══ Information provided

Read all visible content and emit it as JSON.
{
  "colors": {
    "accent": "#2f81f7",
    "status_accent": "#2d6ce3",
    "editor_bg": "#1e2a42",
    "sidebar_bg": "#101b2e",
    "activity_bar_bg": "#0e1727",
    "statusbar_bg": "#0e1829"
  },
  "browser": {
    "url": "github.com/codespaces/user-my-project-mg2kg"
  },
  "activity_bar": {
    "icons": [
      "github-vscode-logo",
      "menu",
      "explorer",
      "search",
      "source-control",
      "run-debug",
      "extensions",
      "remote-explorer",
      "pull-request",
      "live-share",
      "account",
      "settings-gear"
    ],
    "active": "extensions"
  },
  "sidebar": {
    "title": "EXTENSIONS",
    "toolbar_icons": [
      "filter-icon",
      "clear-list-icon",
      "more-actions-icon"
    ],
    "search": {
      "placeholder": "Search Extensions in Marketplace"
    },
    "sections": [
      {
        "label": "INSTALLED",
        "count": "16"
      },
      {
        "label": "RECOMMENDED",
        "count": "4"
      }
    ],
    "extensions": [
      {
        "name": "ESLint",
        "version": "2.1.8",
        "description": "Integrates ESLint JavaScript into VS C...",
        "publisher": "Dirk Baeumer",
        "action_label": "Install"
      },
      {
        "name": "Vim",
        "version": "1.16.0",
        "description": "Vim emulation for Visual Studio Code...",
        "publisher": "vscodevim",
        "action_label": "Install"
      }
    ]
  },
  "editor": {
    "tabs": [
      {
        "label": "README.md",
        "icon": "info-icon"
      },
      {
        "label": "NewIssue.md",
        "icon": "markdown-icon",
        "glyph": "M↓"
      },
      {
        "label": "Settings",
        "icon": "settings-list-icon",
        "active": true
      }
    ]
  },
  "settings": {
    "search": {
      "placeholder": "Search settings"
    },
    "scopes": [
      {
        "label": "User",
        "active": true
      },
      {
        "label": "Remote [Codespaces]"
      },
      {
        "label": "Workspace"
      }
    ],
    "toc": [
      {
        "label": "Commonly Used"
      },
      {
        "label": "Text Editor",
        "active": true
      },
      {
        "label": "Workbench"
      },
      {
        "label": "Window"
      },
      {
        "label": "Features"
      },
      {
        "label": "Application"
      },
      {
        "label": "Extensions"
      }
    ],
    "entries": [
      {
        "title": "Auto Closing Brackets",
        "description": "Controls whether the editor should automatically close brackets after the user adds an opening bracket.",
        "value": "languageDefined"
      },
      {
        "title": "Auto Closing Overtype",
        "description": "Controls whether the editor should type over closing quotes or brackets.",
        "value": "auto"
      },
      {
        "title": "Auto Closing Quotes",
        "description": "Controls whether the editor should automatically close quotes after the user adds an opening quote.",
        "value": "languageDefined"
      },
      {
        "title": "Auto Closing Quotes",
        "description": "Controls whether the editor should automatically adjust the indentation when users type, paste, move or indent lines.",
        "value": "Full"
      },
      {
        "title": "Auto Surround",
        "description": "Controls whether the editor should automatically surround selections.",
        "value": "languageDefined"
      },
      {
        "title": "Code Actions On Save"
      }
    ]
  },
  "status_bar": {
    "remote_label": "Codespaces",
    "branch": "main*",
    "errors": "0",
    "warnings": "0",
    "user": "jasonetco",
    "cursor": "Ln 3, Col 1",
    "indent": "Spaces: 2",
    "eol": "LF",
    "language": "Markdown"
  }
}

════

=== Problem details ===
Collect every line with the string "ESLint" from the records, and copy each.

=== Solution to the exercise ===
        "name": "ESLint",
        "description": "Integrates ESLint JavaScript into VS C...",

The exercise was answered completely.